WRITTEN REQUEST:
Scan the records and identify every line in which the string "werden" occurs, then return those lines.

STORED DATA:

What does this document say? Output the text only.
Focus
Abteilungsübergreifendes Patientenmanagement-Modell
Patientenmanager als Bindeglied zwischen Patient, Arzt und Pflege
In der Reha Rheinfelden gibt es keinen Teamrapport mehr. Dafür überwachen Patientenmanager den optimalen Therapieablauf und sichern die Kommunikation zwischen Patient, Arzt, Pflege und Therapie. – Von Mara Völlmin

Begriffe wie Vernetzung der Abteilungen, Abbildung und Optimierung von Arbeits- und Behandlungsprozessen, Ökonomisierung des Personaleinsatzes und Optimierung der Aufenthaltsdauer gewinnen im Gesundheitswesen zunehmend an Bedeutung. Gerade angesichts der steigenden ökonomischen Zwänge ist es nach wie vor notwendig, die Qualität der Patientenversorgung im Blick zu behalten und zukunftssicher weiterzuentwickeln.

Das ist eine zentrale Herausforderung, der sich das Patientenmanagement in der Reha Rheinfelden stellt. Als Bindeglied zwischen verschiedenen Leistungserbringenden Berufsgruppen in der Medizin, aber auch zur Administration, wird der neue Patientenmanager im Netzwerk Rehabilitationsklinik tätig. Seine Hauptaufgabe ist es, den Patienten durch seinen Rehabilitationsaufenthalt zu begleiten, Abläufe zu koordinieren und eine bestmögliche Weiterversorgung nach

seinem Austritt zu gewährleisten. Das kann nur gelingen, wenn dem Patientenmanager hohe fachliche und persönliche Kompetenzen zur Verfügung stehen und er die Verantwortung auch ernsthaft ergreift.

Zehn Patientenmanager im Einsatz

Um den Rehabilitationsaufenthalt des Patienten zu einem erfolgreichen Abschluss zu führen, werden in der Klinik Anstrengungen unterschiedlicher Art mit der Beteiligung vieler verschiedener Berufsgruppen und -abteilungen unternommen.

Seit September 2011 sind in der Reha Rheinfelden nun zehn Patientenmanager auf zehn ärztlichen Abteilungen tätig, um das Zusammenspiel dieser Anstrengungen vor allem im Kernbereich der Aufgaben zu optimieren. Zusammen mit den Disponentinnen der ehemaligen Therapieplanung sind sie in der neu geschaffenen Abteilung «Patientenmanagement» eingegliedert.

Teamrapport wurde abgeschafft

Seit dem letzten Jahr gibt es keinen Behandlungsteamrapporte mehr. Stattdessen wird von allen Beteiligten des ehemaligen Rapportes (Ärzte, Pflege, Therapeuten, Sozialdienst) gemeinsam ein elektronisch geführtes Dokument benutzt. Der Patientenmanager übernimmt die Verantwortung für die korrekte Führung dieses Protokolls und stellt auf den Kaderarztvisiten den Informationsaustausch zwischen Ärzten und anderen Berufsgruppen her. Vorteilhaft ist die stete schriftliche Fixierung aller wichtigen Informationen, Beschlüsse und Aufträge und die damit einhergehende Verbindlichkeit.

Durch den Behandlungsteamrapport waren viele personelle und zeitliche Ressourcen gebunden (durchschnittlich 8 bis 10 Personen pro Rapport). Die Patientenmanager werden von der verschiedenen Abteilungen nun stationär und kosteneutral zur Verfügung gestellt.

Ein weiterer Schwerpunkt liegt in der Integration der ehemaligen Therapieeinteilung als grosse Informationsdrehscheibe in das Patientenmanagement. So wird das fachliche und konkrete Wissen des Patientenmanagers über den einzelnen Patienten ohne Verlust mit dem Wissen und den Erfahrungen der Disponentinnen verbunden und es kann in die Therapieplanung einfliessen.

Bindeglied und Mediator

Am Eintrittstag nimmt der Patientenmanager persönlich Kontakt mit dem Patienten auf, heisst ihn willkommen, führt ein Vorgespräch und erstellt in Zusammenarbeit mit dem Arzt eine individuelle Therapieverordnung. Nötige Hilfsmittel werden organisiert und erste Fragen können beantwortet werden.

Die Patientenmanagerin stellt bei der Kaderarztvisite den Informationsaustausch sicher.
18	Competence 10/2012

RESPONSE BELOW:
Um den Rehabilitationsaufenthalt des Patienten zu einem erfolgreichen Abschluss zu führen, werden in der Klinik Anstrengungen unterschiedlicher Art mit der Beteiligung vieler verschiedener Berufsgruppen und -abteilungen unternommen.
Durch den Behandlungsteamrapport waren viele personelle und zeitliche Ressourcen gebunden (durchschnittlich 8 bis 10 Personen pro Rapport). Die Patientenmanager werden von der verschiedenen Abteilungen nun stationär und kosteneutral zur Verfügung gestellt.
Am Eintrittstag nimmt der Patientenmanager persönlich Kontakt mit dem Patienten auf, heisst ihn willkommen, führt ein Vorgespräch und erstellt in Zusammenarbeit mit dem Arzt eine individuelle Therapieverordnung. Nötige Hilfsmittel werden organisiert und erste Fragen können beantwortet werden.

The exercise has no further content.